*Extracted data entries*
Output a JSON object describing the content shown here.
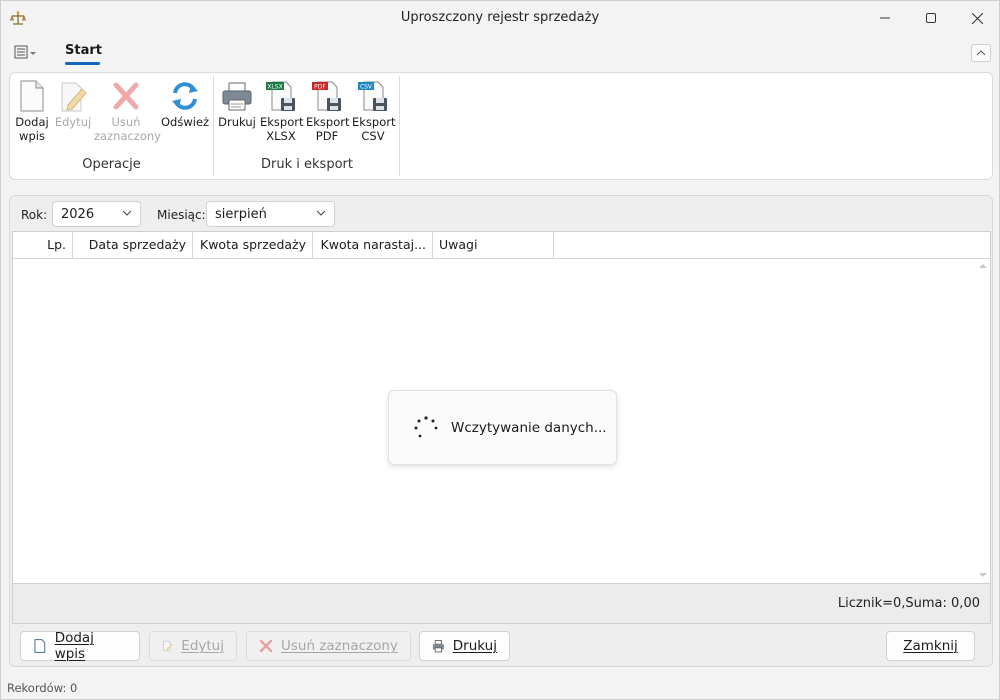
{
  "window": {
    "title": "Uproszczony rejestr sprzedaży"
  },
  "ribbon": {
    "tab": "Start",
    "groups": [
      {
        "label": "Operacje"
      },
      {
        "label": "Druk i eksport"
      }
    ],
    "buttons": {
      "add": {
        "line1": "Dodaj",
        "line2": "wpis"
      },
      "edit": {
        "line1": "Edytuj"
      },
      "delete": {
        "line1": "Usuń",
        "line2": "zaznaczony"
      },
      "refresh": {
        "line1": "Odśwież"
      },
      "print": {
        "line1": "Drukuj"
      },
      "xlsx": {
        "line1": "Eksport",
        "line2": "XLSX",
        "badge": "XLSX"
      },
      "pdf": {
        "line1": "Eksport",
        "line2": "PDF",
        "badge": "PDF"
      },
      "csv": {
        "line1": "Eksport",
        "line2": "CSV",
        "badge": "CSV"
      }
    }
  },
  "filters": {
    "year_label": "Rok:",
    "year_value": "2026",
    "month_label": "Miesiąc:",
    "month_value": "sierpień"
  },
  "table": {
    "columns": [
      "Lp.",
      "Data sprzedaży",
      "Kwota sprzedaży",
      "Kwota narastaj...",
      "Uwagi"
    ]
  },
  "loading_text": "Wczytywanie danych...",
  "summary": "Licznik=0,Suma: 0,00",
  "buttons": {
    "add": "Dodaj wpis",
    "edit": "Edytuj",
    "delete": "Usuń zaznaczony",
    "print": "Drukuj",
    "close": "Zamknij"
  },
  "status": "Rekordów: 0",
  "colors": {
    "accent": "#1565c0",
    "delete_red": "#e08a8a",
    "xlsx_green": "#1d7a45",
    "pdf_red": "#c62828",
    "csv_blue": "#1e88c7"
  }
}
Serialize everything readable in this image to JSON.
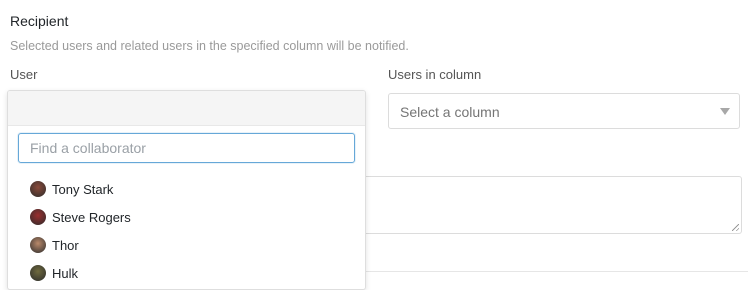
{
  "recipient": {
    "title": "Recipient",
    "description": "Selected users and related users in the specified column will be notified.",
    "user_label": "User",
    "column_label": "Users in column",
    "column_select": {
      "placeholder": "Select a column"
    }
  },
  "collaborator_dropdown": {
    "search_placeholder": "Find a collaborator",
    "users": [
      {
        "name": "Tony Stark",
        "avatar_color": "#8a4a3a"
      },
      {
        "name": "Steve Rogers",
        "avatar_color": "#9a2f2f"
      },
      {
        "name": "Thor",
        "avatar_color": "#b9896a"
      },
      {
        "name": "Hulk",
        "avatar_color": "#6f6a3e"
      }
    ]
  }
}
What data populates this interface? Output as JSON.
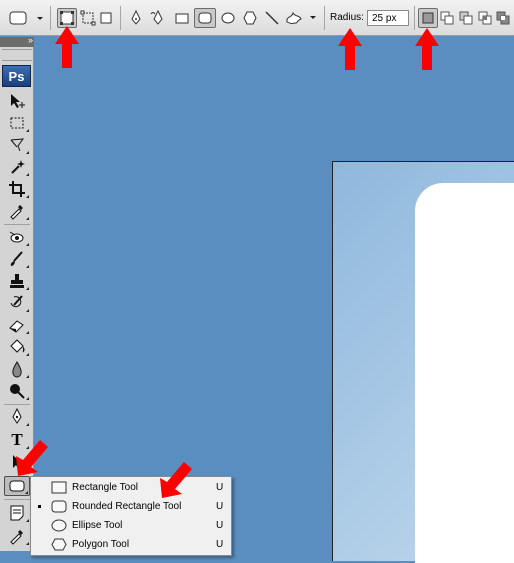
{
  "options_bar": {
    "radius_label": "Radius:",
    "radius_value": "25 px",
    "preset_icon": "rounded-rectangle-icon",
    "path_modes": [
      "shape-layers-icon",
      "paths-icon",
      "fill-pixels-icon"
    ],
    "shape_tools": [
      "pen-icon",
      "freeform-pen-icon",
      "rectangle-icon",
      "rounded-rectangle-icon",
      "ellipse-icon",
      "polygon-icon",
      "line-icon",
      "custom-shape-icon"
    ],
    "combine_modes": [
      "create-new-shape-layer-icon",
      "add-to-shape-area-icon",
      "subtract-icon",
      "intersect-icon",
      "exclude-icon"
    ]
  },
  "toolbox": {
    "logo": "Ps",
    "collapse_glyph": "»",
    "tools": [
      "move-tool-icon",
      "marquee-tool-icon",
      "lasso-tool-icon",
      "magic-wand-icon",
      "crop-tool-icon",
      "eyedropper-tool-icon",
      "healing-brush-icon",
      "brush-tool-icon",
      "clone-stamp-icon",
      "history-brush-icon",
      "eraser-tool-icon",
      "paint-bucket-icon",
      "blur-tool-icon",
      "dodge-tool-icon",
      "pen-tool-icon",
      "type-tool-icon",
      "path-selection-icon",
      "rounded-rectangle-tool-icon",
      "notes-tool-icon",
      "eyedropper-tool-icon"
    ],
    "type_tool_glyph": "T"
  },
  "flyout": {
    "items": [
      {
        "label": "Rectangle Tool",
        "shortcut": "U",
        "selected": false,
        "icon": "rectangle-icon"
      },
      {
        "label": "Rounded Rectangle Tool",
        "shortcut": "U",
        "selected": true,
        "icon": "rounded-rectangle-icon"
      },
      {
        "label": "Ellipse Tool",
        "shortcut": "U",
        "selected": false,
        "icon": "ellipse-icon"
      },
      {
        "label": "Polygon Tool",
        "shortcut": "U",
        "selected": false,
        "icon": "polygon-icon"
      }
    ]
  },
  "colors": {
    "workspace": "#5b8ec0",
    "annotation_arrow": "#ff0000",
    "canvas_shape": "#ffffff"
  }
}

*Stated task*
Copy all of the entries verbatim, leaving out any pictures they contain.

*Result of the exercise*
Output a JSON object describing the content shown here.
{
  "window": {
    "title": "Uproszczony rejestr sprzedaży"
  },
  "ribbon": {
    "tab": "Start",
    "groups": [
      {
        "label": "Operacje"
      },
      {
        "label": "Druk i eksport"
      }
    ],
    "buttons": {
      "add": {
        "line1": "Dodaj",
        "line2": "wpis"
      },
      "edit": {
        "line1": "Edytuj"
      },
      "delete": {
        "line1": "Usuń",
        "line2": "zaznaczony"
      },
      "refresh": {
        "line1": "Odśwież"
      },
      "print": {
        "line1": "Drukuj"
      },
      "xlsx": {
        "line1": "Eksport",
        "line2": "XLSX",
        "badge": "XLSX"
      },
      "pdf": {
        "line1": "Eksport",
        "line2": "PDF",
        "badge": "PDF"
      },
      "csv": {
        "line1": "Eksport",
        "line2": "CSV",
        "badge": "CSV"
      }
    }
  },
  "filters": {
    "year_label": "Rok:",
    "year_value": "2026",
    "month_label": "Miesiąc:",
    "month_value": "sierpień"
  },
  "table": {
    "columns": [
      "Lp.",
      "Data sprzedaży",
      "Kwota sprzedaży",
      "Kwota narastaj...",
      "Uwagi"
    ]
  },
  "loading_text": "Wczytywanie danych...",
  "summary": "Licznik=0,Suma: 0,00",
  "buttons": {
    "add": "Dodaj wpis",
    "edit": "Edytuj",
    "delete": "Usuń zaznaczony",
    "print": "Drukuj",
    "close": "Zamknij"
  },
  "status": "Rekordów: 0",
  "colors": {
    "accent": "#1565c0",
    "delete_red": "#e08a8a",
    "xlsx_green": "#1d7a45",
    "pdf_red": "#c62828",
    "csv_blue": "#1e88c7"
  }
}
Serialize everything readable in this image to JSON.
{
  "recipient": {
    "title": "Recipient",
    "description": "Selected users and related users in the specified column will be notified.",
    "user_label": "User",
    "column_label": "Users in column",
    "column_select": {
      "placeholder": "Select a column"
    }
  },
  "collaborator_dropdown": {
    "search_placeholder": "Find a collaborator",
    "users": [
      {
        "name": "Tony Stark",
        "avatar_color": "#8a4a3a"
      },
      {
        "name": "Steve Rogers",
        "avatar_color": "#9a2f2f"
      },
      {
        "name": "Thor",
        "avatar_color": "#b9896a"
      },
      {
        "name": "Hulk",
        "avatar_color": "#6f6a3e"
      }
    ]
  }
}
What data populates this interface? Output as JSON.
{
  "options_bar": {
    "radius_label": "Radius:",
    "radius_value": "25 px",
    "preset_icon": "rounded-rectangle-icon",
    "path_modes": [
      "shape-layers-icon",
      "paths-icon",
      "fill-pixels-icon"
    ],
    "shape_tools": [
      "pen-icon",
      "freeform-pen-icon",
      "rectangle-icon",
      "rounded-rectangle-icon",
      "ellipse-icon",
      "polygon-icon",
      "line-icon",
      "custom-shape-icon"
    ],
    "combine_modes": [
      "create-new-shape-layer-icon",
      "add-to-shape-area-icon",
      "subtract-icon",
      "intersect-icon",
      "exclude-icon"
    ]
  },
  "toolbox": {
    "logo": "Ps",
    "collapse_glyph": "»",
    "tools": [
      "move-tool-icon",
      "marquee-tool-icon",
      "lasso-tool-icon",
      "magic-wand-icon",
      "crop-tool-icon",
      "eyedropper-tool-icon",
      "healing-brush-icon",
      "brush-tool-icon",
      "clone-stamp-icon",
      "history-brush-icon",
      "eraser-tool-icon",
      "paint-bucket-icon",
      "blur-tool-icon",
      "dodge-tool-icon",
      "pen-tool-icon",
      "type-tool-icon",
      "path-selection-icon",
      "rounded-rectangle-tool-icon",
      "notes-tool-icon",
      "eyedropper-tool-icon"
    ],
    "type_tool_glyph": "T"
  },
  "flyout": {
    "items": [
      {
        "label": "Rectangle Tool",
        "shortcut": "U",
        "selected": false,
        "icon": "rectangle-icon"
      },
      {
        "label": "Rounded Rectangle Tool",
        "shortcut": "U",
        "selected": true,
        "icon": "rounded-rectangle-icon"
      },
      {
        "label": "Ellipse Tool",
        "shortcut": "U",
        "selected": false,
        "icon": "ellipse-icon"
      },
      {
        "label": "Polygon Tool",
        "shortcut": "U",
        "selected": false,
        "icon": "polygon-icon"
      }
    ]
  },
  "colors": {
    "workspace": "#5b8ec0",
    "annotation_arrow": "#ff0000",
    "canvas_shape": "#ffffff"
  }
}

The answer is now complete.